GOAL: Send back the entries below exactly as they appear.

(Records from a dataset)
_ _ _ _ _ _ _
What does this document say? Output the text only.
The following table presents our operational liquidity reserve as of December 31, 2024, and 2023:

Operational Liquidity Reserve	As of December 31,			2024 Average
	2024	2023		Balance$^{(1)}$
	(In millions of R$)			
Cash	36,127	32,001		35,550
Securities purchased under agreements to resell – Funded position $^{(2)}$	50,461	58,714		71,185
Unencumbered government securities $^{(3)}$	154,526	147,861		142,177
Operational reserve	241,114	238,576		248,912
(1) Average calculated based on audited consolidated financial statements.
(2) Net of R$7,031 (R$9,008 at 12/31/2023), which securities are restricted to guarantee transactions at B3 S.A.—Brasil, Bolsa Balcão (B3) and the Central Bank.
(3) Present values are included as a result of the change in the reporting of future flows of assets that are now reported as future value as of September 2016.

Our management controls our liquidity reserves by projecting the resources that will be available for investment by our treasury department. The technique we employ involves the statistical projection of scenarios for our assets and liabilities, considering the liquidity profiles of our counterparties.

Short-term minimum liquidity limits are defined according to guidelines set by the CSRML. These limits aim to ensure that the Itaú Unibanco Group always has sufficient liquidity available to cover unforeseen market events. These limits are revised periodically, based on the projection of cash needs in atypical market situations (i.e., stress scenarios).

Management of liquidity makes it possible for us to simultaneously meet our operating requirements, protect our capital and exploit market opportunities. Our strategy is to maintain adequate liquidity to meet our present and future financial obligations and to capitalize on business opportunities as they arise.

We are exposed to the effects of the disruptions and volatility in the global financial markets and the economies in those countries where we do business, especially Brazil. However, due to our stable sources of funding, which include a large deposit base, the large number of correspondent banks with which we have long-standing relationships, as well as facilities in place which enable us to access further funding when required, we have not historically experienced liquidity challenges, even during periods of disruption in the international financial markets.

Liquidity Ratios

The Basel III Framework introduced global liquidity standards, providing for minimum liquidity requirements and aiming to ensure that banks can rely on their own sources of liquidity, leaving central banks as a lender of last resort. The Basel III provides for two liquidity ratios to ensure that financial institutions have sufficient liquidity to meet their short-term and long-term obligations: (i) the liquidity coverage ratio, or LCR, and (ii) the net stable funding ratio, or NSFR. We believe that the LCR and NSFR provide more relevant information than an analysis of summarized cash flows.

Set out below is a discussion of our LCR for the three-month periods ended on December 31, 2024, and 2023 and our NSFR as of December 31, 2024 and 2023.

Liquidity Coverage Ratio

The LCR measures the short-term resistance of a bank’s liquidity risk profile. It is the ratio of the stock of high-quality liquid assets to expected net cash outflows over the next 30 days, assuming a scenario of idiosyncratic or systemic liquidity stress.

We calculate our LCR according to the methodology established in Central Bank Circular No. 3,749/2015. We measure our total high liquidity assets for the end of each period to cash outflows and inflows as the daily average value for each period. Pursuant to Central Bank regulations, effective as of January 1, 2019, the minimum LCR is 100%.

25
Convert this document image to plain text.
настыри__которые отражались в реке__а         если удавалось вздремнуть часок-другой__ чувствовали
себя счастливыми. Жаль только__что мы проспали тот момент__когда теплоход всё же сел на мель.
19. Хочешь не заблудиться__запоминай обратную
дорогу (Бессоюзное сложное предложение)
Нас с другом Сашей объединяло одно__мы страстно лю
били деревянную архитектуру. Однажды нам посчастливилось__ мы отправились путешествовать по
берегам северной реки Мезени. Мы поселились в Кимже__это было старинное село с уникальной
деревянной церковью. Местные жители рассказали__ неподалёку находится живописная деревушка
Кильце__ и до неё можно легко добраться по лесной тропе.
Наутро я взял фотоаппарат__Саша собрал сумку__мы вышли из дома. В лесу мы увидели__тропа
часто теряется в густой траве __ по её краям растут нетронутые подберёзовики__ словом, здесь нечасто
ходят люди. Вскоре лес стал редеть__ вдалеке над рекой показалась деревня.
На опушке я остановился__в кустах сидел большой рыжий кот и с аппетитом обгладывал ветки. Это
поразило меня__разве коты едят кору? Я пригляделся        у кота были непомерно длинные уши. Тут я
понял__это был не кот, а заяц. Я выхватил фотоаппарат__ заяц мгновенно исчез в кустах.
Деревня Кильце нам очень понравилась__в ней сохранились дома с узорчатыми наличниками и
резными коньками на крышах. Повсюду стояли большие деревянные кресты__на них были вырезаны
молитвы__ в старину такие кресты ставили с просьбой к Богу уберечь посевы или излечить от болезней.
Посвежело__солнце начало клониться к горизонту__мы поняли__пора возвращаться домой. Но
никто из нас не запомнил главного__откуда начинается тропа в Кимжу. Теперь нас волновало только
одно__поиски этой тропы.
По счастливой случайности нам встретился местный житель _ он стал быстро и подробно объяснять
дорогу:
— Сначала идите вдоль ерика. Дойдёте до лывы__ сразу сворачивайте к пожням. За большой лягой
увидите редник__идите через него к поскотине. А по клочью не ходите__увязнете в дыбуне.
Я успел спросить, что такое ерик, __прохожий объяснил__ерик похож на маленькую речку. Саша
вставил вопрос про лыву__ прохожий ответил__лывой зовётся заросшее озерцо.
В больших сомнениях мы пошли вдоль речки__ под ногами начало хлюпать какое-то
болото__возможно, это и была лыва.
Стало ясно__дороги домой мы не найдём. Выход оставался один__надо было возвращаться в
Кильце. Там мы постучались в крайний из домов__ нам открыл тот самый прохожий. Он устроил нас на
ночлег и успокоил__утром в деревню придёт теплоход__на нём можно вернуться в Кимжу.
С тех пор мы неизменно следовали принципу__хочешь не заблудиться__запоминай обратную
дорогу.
_ _ _ _ _ _ _
FINAL RESULT:
What does this document say? Output the text only.
The following table presents our operational liquidity reserve as of December 31, 2024, and 2023:

Operational Liquidity Reserve	As of December 31,			2024 Average
	2024	2023		Balance$^{(1)}$
	(In millions of R$)			
Cash	36,127	32,001		35,550
Securities purchased under agreements to resell – Funded position $^{(2)}$	50,461	58,714		71,185
Unencumbered government securities $^{(3)}$	154,526	147,861		142,177
Operational reserve	241,114	238,576		248,912
(1) Average calculated based on audited consolidated financial statements.
(2) Net of R$7,031 (R$9,008 at 12/31/2023), which securities are restricted to guarantee transactions at B3 S.A.—Brasil, Bolsa Balcão (B3) and the Central Bank.
(3) Present values are included as a result of the change in the reporting of future flows of assets that are now reported as future value as of September 2016.

Our management controls our liquidity reserves by projecting the resources that will be available for investment by our treasury department. The technique we employ involves the statistical projection of scenarios for our assets and liabilities, considering the liquidity profiles of our counterparties.

Short-term minimum liquidity limits are defined according to guidelines set by the CSRML. These limits aim to ensure that the Itaú Unibanco Group always has sufficient liquidity available to cover unforeseen market events. These limits are revised periodically, based on the projection of cash needs in atypical market situations (i.e., stress scenarios).

Management of liquidity makes it possible for us to simultaneously meet our operating requirements, protect our capital and exploit market opportunities. Our strategy is to maintain adequate liquidity to meet our present and future financial obligations and to capitalize on business opportunities as they arise.

We are exposed to the effects of the disruptions and volatility in the global financial markets and the economies in those countries where we do business, especially Brazil. However, due to our stable sources of funding, which include a large deposit base, the large number of correspondent banks with which we have long-standing relationships, as well as facilities in place which enable us to access further funding when required, we have not historically experienced liquidity challenges, even during periods of disruption in the international financial markets.

Liquidity Ratios

The Basel III Framework introduced global liquidity standards, providing for minimum liquidity requirements and aiming to ensure that banks can rely on their own sources of liquidity, leaving central banks as a lender of last resort. The Basel III provides for two liquidity ratios to ensure that financial institutions have sufficient liquidity to meet their short-term and long-term obligations: (i) the liquidity coverage ratio, or LCR, and (ii) the net stable funding ratio, or NSFR. We believe that the LCR and NSFR provide more relevant information than an analysis of summarized cash flows.

Set out below is a discussion of our LCR for the three-month periods ended on December 31, 2024, and 2023 and our NSFR as of December 31, 2024 and 2023.

Liquidity Coverage Ratio

The LCR measures the short-term resistance of a bank’s liquidity risk profile. It is the ratio of the stock of high-quality liquid assets to expected net cash outflows over the next 30 days, assuming a scenario of idiosyncratic or systemic liquidity stress.

We calculate our LCR according to the methodology established in Central Bank Circular No. 3,749/2015. We measure our total high liquidity assets for the end of each period to cash outflows and inflows as the daily average value for each period. Pursuant to Central Bank regulations, effective as of January 1, 2019, the minimum LCR is 100%.

25
Convert this document image to plain text.
настыри__которые отражались в реке__а         если удавалось вздремнуть часок-другой__ чувствовали
себя счастливыми. Жаль только__что мы проспали тот момент__когда теплоход всё же сел на мель.
19. Хочешь не заблудиться__запоминай обратную
дорогу (Бессоюзное сложное предложение)
Нас с другом Сашей объединяло одно__мы страстно лю
били деревянную архитектуру. Однажды нам посчастливилось__ мы отправились путешествовать по
берегам северной реки Мезени. Мы поселились в Кимже__это было старинное село с уникальной
деревянной церковью. Местные жители рассказали__ неподалёку находится живописная деревушка
Кильце__ и до неё можно легко добраться по лесной тропе.
Наутро я взял фотоаппарат__Саша собрал сумку__мы вышли из дома. В лесу мы увидели__тропа
часто теряется в густой траве __ по её краям растут нетронутые подберёзовики__ словом, здесь нечасто
ходят люди. Вскоре лес стал редеть__ вдалеке над рекой показалась деревня.
На опушке я остановился__в кустах сидел большой рыжий кот и с аппетитом обгладывал ветки. Это
поразило меня__разве коты едят кору? Я пригляделся        у кота были непомерно длинные уши. Тут я
понял__это был не кот, а заяц. Я выхватил фотоаппарат__ заяц мгновенно исчез в кустах.
Деревня Кильце нам очень понравилась__в ней сохранились дома с узорчатыми наличниками и
резными коньками на крышах. Повсюду стояли большие деревянные кресты__на них были вырезаны
молитвы__ в старину такие кресты ставили с просьбой к Богу уберечь посевы или излечить от болезней.
Посвежело__солнце начало клониться к горизонту__мы поняли__пора возвращаться домой. Но
никто из нас не запомнил главного__откуда начинается тропа в Кимжу. Теперь нас волновало только
одно__поиски этой тропы.
По счастливой случайности нам встретился местный житель _ он стал быстро и подробно объяснять
дорогу:
— Сначала идите вдоль ерика. Дойдёте до лывы__ сразу сворачивайте к пожням. За большой лягой
увидите редник__идите через него к поскотине. А по клочью не ходите__увязнете в дыбуне.
Я успел спросить, что такое ерик, __прохожий объяснил__ерик похож на маленькую речку. Саша
вставил вопрос про лыву__ прохожий ответил__лывой зовётся заросшее озерцо.
В больших сомнениях мы пошли вдоль речки__ под ногами начало хлюпать какое-то
болото__возможно, это и была лыва.
Стало ясно__дороги домой мы не найдём. Выход оставался один__надо было возвращаться в
Кильце. Там мы постучались в крайний из домов__ нам открыл тот самый прохожий. Он устроил нас на
ночлег и успокоил__утром в деревню придёт теплоход__на нём можно вернуться в Кимжу.
С тех пор мы неизменно следовали принципу__хочешь не заблудиться__запоминай обратную
дорогу.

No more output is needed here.